Task objective:
Every line below is to be quoted exactly, with nothing added or dropped.

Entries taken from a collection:

** START **

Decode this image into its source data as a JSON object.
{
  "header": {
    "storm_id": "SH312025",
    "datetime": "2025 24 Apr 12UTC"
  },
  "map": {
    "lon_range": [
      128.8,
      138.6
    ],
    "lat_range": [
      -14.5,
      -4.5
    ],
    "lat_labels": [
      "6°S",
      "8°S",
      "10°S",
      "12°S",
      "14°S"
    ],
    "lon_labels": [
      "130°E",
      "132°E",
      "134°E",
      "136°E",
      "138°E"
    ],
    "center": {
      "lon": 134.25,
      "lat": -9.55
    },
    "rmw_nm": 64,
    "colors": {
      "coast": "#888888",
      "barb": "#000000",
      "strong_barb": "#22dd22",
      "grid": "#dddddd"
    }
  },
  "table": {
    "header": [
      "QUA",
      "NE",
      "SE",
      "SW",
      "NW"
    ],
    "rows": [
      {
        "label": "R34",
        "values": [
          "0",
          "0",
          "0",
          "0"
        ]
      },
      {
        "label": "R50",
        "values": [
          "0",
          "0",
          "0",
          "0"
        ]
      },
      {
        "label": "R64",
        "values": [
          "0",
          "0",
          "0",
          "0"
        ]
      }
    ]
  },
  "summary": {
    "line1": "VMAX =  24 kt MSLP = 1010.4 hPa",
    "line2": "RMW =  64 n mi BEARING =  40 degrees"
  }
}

** END **

Solution for this task:
Decode this image into its source data as a JSON object.
{
  "header": {
    "storm_id": "SH312025",
    "datetime": "2025 24 Apr 12UTC"
  },
  "map": {
    "lon_range": [
      128.8,
      138.6
    ],
    "lat_range": [
      -14.5,
      -4.5
    ],
    "lat_labels": [
      "6°S",
      "8°S",
      "10°S",
      "12°S",
      "14°S"
    ],
    "lon_labels": [
      "130°E",
      "132°E",
      "134°E",
      "136°E",
      "138°E"
    ],
    "center": {
      "lon": 134.25,
      "lat": -9.55
    },
    "rmw_nm": 64,
    "colors": {
      "coast": "#888888",
      "barb": "#000000",
      "strong_barb": "#22dd22",
      "grid": "#dddddd"
    }
  },
  "table": {
    "header": [
      "QUA",
      "NE",
      "SE",
      "SW",
      "NW"
    ],
    "rows": [
      {
        "label": "R34",
        "values": [
          "0",
          "0",
          "0",
          "0"
        ]
      },
      {
        "label": "R50",
        "values": [
          "0",
          "0",
          "0",
          "0"
        ]
      },
      {
        "label": "R64",
        "values": [
          "0",
          "0",
          "0",
          "0"
        ]
      }
    ]
  },
  "summary": {
    "line1": "VMAX =  24 kt MSLP = 1010.4 hPa",
    "line2": "RMW =  64 n mi BEARING =  40 degrees"
  }
}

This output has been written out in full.